* begin SUPPLIED DATA *

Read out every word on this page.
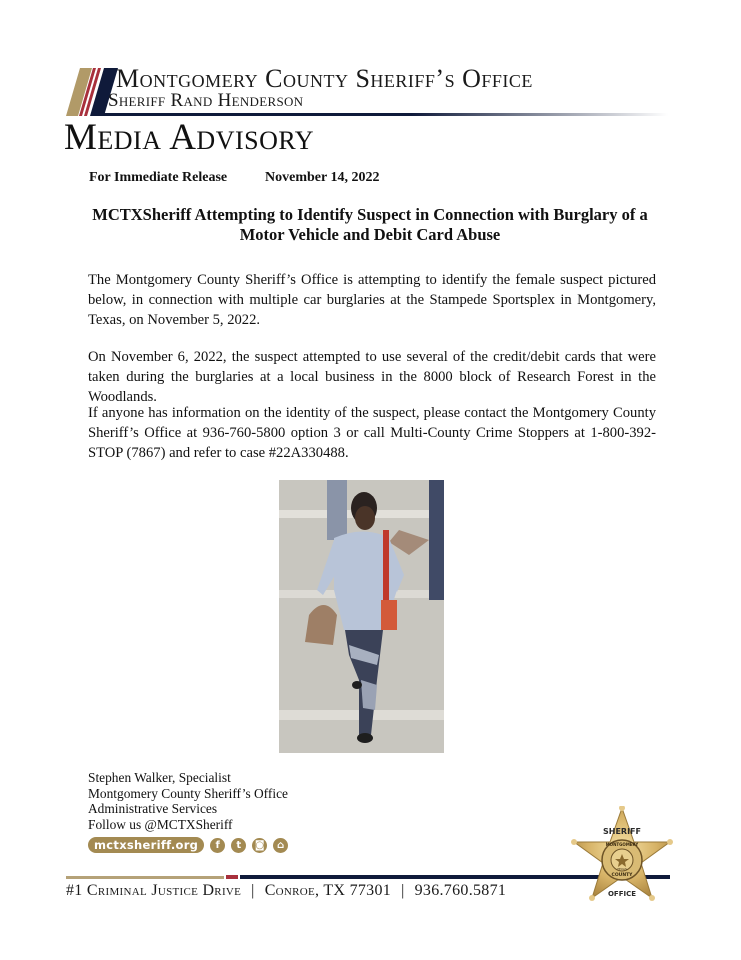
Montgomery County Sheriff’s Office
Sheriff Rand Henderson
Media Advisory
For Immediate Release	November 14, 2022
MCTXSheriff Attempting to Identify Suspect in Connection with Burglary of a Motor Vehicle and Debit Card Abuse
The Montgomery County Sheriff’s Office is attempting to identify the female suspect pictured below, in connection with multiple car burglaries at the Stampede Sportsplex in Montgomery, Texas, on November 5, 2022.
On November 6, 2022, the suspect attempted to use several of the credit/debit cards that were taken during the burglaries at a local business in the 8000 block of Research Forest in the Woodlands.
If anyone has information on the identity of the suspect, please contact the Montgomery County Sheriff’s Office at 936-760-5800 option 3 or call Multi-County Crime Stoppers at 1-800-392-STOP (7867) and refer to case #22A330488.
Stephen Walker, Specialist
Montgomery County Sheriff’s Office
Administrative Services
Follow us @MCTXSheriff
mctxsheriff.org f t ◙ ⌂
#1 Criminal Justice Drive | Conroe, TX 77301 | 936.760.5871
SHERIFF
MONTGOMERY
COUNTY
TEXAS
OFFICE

* end SUPPLIED DATA *
* begin SUPPLIED DATA *

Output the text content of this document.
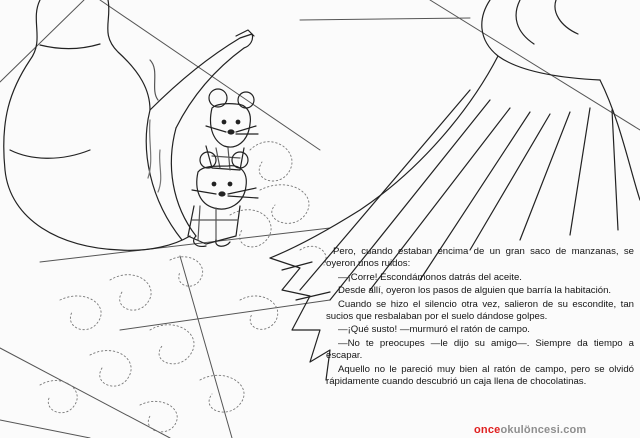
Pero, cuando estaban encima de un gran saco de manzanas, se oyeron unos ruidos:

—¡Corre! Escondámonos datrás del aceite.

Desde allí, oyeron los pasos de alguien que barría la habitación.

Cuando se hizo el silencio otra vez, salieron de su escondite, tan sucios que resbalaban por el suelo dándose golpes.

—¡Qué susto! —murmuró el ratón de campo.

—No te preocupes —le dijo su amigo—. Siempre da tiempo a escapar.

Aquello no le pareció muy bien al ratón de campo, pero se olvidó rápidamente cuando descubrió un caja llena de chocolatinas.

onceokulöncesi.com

* end SUPPLIED DATA *

# DIRECTIVE
Pull every line holding "oyeron" out of the records.

# OUTPUT FOR THIS TASK
Pero, cuando estaban encima de un gran saco de manzanas, se oyeron unos ruidos:
Desde allí, oyeron los pasos de alguien que barría la habitación.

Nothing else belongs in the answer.